• [Work instructions]:
List the lines of this listing that hold the word "Acciones".

• [Exercise input]:
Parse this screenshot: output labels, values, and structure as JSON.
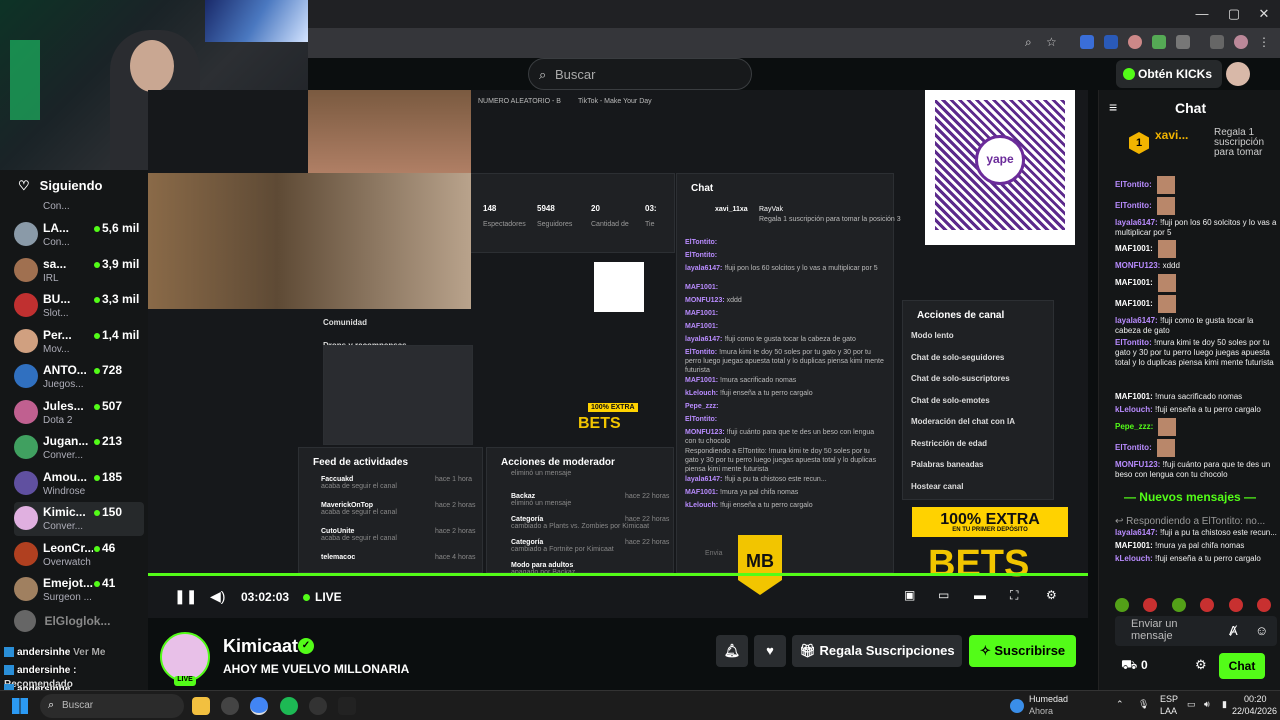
{
  "browser": {
    "window_controls": [
      "—",
      "▢",
      "✕"
    ]
  },
  "header": {
    "search_placeholder": "Buscar",
    "get_kicks_label": "Obtén KICKs"
  },
  "sidebar": {
    "title": "Siguiendo",
    "partial_row": "Con...",
    "items": [
      {
        "name": "LA...",
        "category": "Con...",
        "viewers": "5,6 mil",
        "color": "#8a9aa8"
      },
      {
        "name": "sa...",
        "category": "IRL",
        "viewers": "3,9 mil",
        "color": "#a07050"
      },
      {
        "name": "BU...",
        "category": "Slot...",
        "viewers": "3,3 mil",
        "color": "#c03030"
      },
      {
        "name": "Per...",
        "category": "Mov...",
        "viewers": "1,4 mil",
        "color": "#d0a080"
      },
      {
        "name": "ANTO...",
        "category": "Juegos...",
        "viewers": "728",
        "color": "#3070c0"
      },
      {
        "name": "Jules...",
        "category": "Dota 2",
        "viewers": "507",
        "color": "#c06090"
      },
      {
        "name": "Jugan...",
        "category": "Conver...",
        "viewers": "213",
        "color": "#40a060"
      },
      {
        "name": "Amou...",
        "category": "Windrose",
        "viewers": "185",
        "color": "#6050a0"
      },
      {
        "name": "Kimic...",
        "category": "Conver...",
        "viewers": "150",
        "color": "#e0b0e0"
      },
      {
        "name": "LeonCr...",
        "category": "Overwatch",
        "viewers": "46",
        "color": "#b04020"
      },
      {
        "name": "Emejot...",
        "category": "Surgeon ...",
        "viewers": "41",
        "color": "#a08060"
      }
    ],
    "offline": "ElGloglok...",
    "recommended": "Recomendado"
  },
  "overlay_chat": [
    {
      "user": "andersinhe",
      "text": "Ver Me"
    },
    {
      "user": "andersinhe :",
      "text": ""
    },
    {
      "user": "andersinhe",
      "text": ""
    }
  ],
  "video": {
    "time": "03:02:03",
    "live": "LIVE",
    "nested": {
      "tab1": "NUMERO ALEATORIO - B",
      "tab2": "TikTok - Make Your Day",
      "stats": [
        {
          "value": "148",
          "label": "Espectadores"
        },
        {
          "value": "5948",
          "label": "Seguidores"
        },
        {
          "value": "20",
          "label": "Cantidad de"
        },
        {
          "value": "03:",
          "label": "Tie"
        }
      ],
      "community": "Comunidad",
      "drops": "Drops y recompensas",
      "chat_title": "Chat",
      "pinned_user": "xavi_11xa",
      "pinned_by": "RayVak",
      "pinned_text": "Regala 1 suscripción para tomar la posición 3",
      "chat_lines": [
        {
          "user": "ElTontito:",
          "text": ""
        },
        {
          "user": "ElTontito:",
          "text": ""
        },
        {
          "user": "layala6147:",
          "text": "!fuji pon los 60 solcitos y lo vas a multiplicar por 5"
        },
        {
          "user": "MAF1001:",
          "text": ""
        },
        {
          "user": "MONFU123:",
          "text": "xddd"
        },
        {
          "user": "MAF1001:",
          "text": ""
        },
        {
          "user": "MAF1001:",
          "text": ""
        },
        {
          "user": "layala6147:",
          "text": "!fuji como te gusta tocar la cabeza de gato"
        },
        {
          "user": "ElTontito:",
          "text": "!mura kimi te doy 50 soles por tu gato y 30 por tu perro luego juegas apuesta total y lo duplicas piensa kimi mente futurista"
        },
        {
          "user": "MAF1001:",
          "text": "!mura sacrificado nomas"
        },
        {
          "user": "kLelouch:",
          "text": "!fuji enseña a tu perro cargalo"
        },
        {
          "user": "Pepe_zzz:",
          "text": ""
        },
        {
          "user": "ElTontito:",
          "text": ""
        },
        {
          "user": "MONFU123:",
          "text": "!fuji cuánto para que te des un beso con lengua con tu chocolo"
        },
        {
          "user": "",
          "text": "Respondiendo a ElTontito: !mura kimi te doy 50 soles por tu gato y 30 por tu perro luego juegas apuesta total y lo duplicas piensa kimi mente futurista"
        },
        {
          "user": "layala6147:",
          "text": "!fuji a pu ta chistoso este recun..."
        },
        {
          "user": "MAF1001:",
          "text": "!mura ya pal chifa nomas"
        },
        {
          "user": "kLelouch:",
          "text": "!fuji enseña a tu perro cargalo"
        }
      ],
      "send_label": "Envia",
      "activity_title": "Feed de actividades",
      "activity": [
        {
          "user": "Faccuakd",
          "text": "acaba de seguir el canal",
          "time": "hace 1 hora"
        },
        {
          "user": "MaverickOnTop",
          "text": "acaba de seguir el canal",
          "time": "hace 2 horas"
        },
        {
          "user": "CutoUnite",
          "text": "acaba de seguir el canal",
          "time": "hace 2 horas"
        },
        {
          "user": "telemacoc",
          "text": "",
          "time": "hace 4 horas"
        }
      ],
      "mod_title": "Acciones de moderador",
      "mod_actions": [
        {
          "user": "",
          "text": "eliminó un mensaje",
          "time": ""
        },
        {
          "user": "Backaz",
          "text": "eliminó un mensaje",
          "time": "hace 22 horas"
        },
        {
          "user": "Categoría",
          "text": "cambiado a Plants vs. Zombies por Kimicaat",
          "time": "hace 22 horas"
        },
        {
          "user": "Categoría",
          "text": "cambiado a Fortnite por Kimicaat",
          "time": "hace 22 horas"
        },
        {
          "user": "Modo para adultos",
          "text": "apagado por Backaz",
          "time": ""
        }
      ],
      "channel_actions_title": "Acciones de canal",
      "channel_actions": [
        "Modo lento",
        "Chat de solo-seguidores",
        "Chat de solo-suscriptores",
        "Chat de solo-emotes",
        "Moderación del chat con IA",
        "Restricción de edad",
        "Palabras baneadas",
        "Hostear canal"
      ],
      "extra_small": "100% EXTRA",
      "bets_small": "BETS",
      "qr_label": "yape"
    },
    "banner": "100% EXTRA",
    "banner_sub": "EN TU PRIMER DEPÓSITO",
    "mb": "MB",
    "bets": "BETS"
  },
  "channel": {
    "name": "Kimicaat",
    "title": "AHOY ME VUELVO MILLONARIA",
    "live_badge": "LIVE",
    "gift_label": "Regala Suscripciones",
    "subscribe_label": "Suscribirse"
  },
  "chat": {
    "title": "Chat",
    "pinned_user": "xavi...",
    "pinned_rank": "1",
    "pinned_text": "Regala 1 suscripción para tomar",
    "messages": [
      {
        "user": "ElTontito:",
        "text": "",
        "color": "#b98cff"
      },
      {
        "user": "ElTontito:",
        "text": "",
        "color": "#b98cff"
      },
      {
        "user": "layala6147:",
        "text": "!fuji pon los 60 solcitos y lo vas a multiplicar por 5",
        "color": "#b98cff"
      },
      {
        "user": "MAF1001:",
        "text": "",
        "color": "#ffffff"
      },
      {
        "user": "MONFU123:",
        "text": "xddd",
        "color": "#b98cff"
      },
      {
        "user": "MAF1001:",
        "text": "",
        "color": "#ffffff"
      },
      {
        "user": "MAF1001:",
        "text": "",
        "color": "#ffffff"
      },
      {
        "user": "layala6147:",
        "text": "!fuji como te gusta tocar la cabeza de gato",
        "color": "#b98cff"
      },
      {
        "user": "ElTontito:",
        "text": "!mura kimi te doy 50 soles por tu gato y 30 por tu perro luego juegas apuesta total y lo duplicas piensa kimi mente futurista",
        "color": "#b98cff"
      },
      {
        "user": "MAF1001:",
        "text": "!mura sacrificado nomas",
        "color": "#ffffff"
      },
      {
        "user": "kLelouch:",
        "text": "!fuji enseña a tu perro cargalo",
        "color": "#b98cff"
      },
      {
        "user": "Pepe_zzz:",
        "text": "",
        "color": "#53fc18"
      },
      {
        "user": "ElTontito:",
        "text": "",
        "color": "#b98cff"
      },
      {
        "user": "MONFU123:",
        "text": "!fuji cuánto para que te des un beso con lengua con tu chocolo",
        "color": "#b98cff"
      }
    ],
    "new_messages": "Nuevos mensajes",
    "reply_text": "Respondiendo a ElTontito: no...",
    "messages2": [
      {
        "user": "layala6147:",
        "text": "!fuji a pu ta chistoso este recun...",
        "color": "#b98cff"
      },
      {
        "user": "MAF1001:",
        "text": "!mura ya pal chifa nomas",
        "color": "#ffffff"
      },
      {
        "user": "kLelouch:",
        "text": "!fuji enseña a tu perro cargalo",
        "color": "#b98cff"
      }
    ],
    "input_placeholder": "Enviar un mensaje",
    "kicks_count": "0",
    "send_label": "Chat"
  },
  "taskbar": {
    "search_placeholder": "Buscar",
    "weather_title": "Humedad",
    "weather_sub": "Ahora",
    "lang": "ESP",
    "lang_sub": "LAA",
    "time": "00:20",
    "date": "22/04/2026"
  }
}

• [Correct response]:
      "mod_title": "Acciones de moderador",
      "channel_actions_title": "Acciones de canal",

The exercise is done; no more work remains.